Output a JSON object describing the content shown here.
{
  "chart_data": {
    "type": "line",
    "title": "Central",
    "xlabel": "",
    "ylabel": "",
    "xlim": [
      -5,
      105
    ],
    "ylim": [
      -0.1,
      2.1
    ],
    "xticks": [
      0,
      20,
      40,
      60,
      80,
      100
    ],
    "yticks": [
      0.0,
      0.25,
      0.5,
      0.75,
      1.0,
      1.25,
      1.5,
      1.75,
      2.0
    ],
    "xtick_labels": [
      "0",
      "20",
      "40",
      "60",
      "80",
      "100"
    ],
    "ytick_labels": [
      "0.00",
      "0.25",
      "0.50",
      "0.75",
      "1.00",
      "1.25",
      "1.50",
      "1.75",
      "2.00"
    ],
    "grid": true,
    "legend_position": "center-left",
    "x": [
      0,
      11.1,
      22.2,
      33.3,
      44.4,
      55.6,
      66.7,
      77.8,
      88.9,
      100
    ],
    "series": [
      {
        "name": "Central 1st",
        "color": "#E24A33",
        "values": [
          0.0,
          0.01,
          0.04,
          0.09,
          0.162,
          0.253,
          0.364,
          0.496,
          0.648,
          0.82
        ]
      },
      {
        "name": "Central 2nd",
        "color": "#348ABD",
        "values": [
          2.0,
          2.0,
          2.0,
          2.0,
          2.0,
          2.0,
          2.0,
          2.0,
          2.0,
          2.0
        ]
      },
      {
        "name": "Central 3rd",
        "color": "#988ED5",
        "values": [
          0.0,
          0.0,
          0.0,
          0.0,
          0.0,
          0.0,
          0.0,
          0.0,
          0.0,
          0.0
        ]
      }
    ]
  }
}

****************

### Work to be completed
Write out the material exactly as given.

### Task solution
Output a JSON object describing the content shown here.
{
  "chart_data": {
    "type": "line",
    "title": "Central",
    "xlabel": "",
    "ylabel": "",
    "xlim": [
      -5,
      105
    ],
    "ylim": [
      -0.1,
      2.1
    ],
    "xticks": [
      0,
      20,
      40,
      60,
      80,
      100
    ],
    "yticks": [
      0.0,
      0.25,
      0.5,
      0.75,
      1.0,
      1.25,
      1.5,
      1.75,
      2.0
    ],
    "xtick_labels": [
      "0",
      "20",
      "40",
      "60",
      "80",
      "100"
    ],
    "ytick_labels": [
      "0.00",
      "0.25",
      "0.50",
      "0.75",
      "1.00",
      "1.25",
      "1.50",
      "1.75",
      "2.00"
    ],
    "grid": true,
    "legend_position": "center-left",
    "x": [
      0,
      11.1,
      22.2,
      33.3,
      44.4,
      55.6,
      66.7,
      77.8,
      88.9,
      100
    ],
    "series": [
      {
        "name": "Central 1st",
        "color": "#E24A33",
        "values": [
          0.0,
          0.01,
          0.04,
          0.09,
          0.162,
          0.253,
          0.364,
          0.496,
          0.648,
          0.82
        ]
      },
      {
        "name": "Central 2nd",
        "color": "#348ABD",
        "values": [
          2.0,
          2.0,
          2.0,
          2.0,
          2.0,
          2.0,
          2.0,
          2.0,
          2.0,
          2.0
        ]
      },
      {
        "name": "Central 3rd",
        "color": "#988ED5",
        "values": [
          0.0,
          0.0,
          0.0,
          0.0,
          0.0,
          0.0,
          0.0,
          0.0,
          0.0,
          0.0
        ]
      }
    ]
  }
}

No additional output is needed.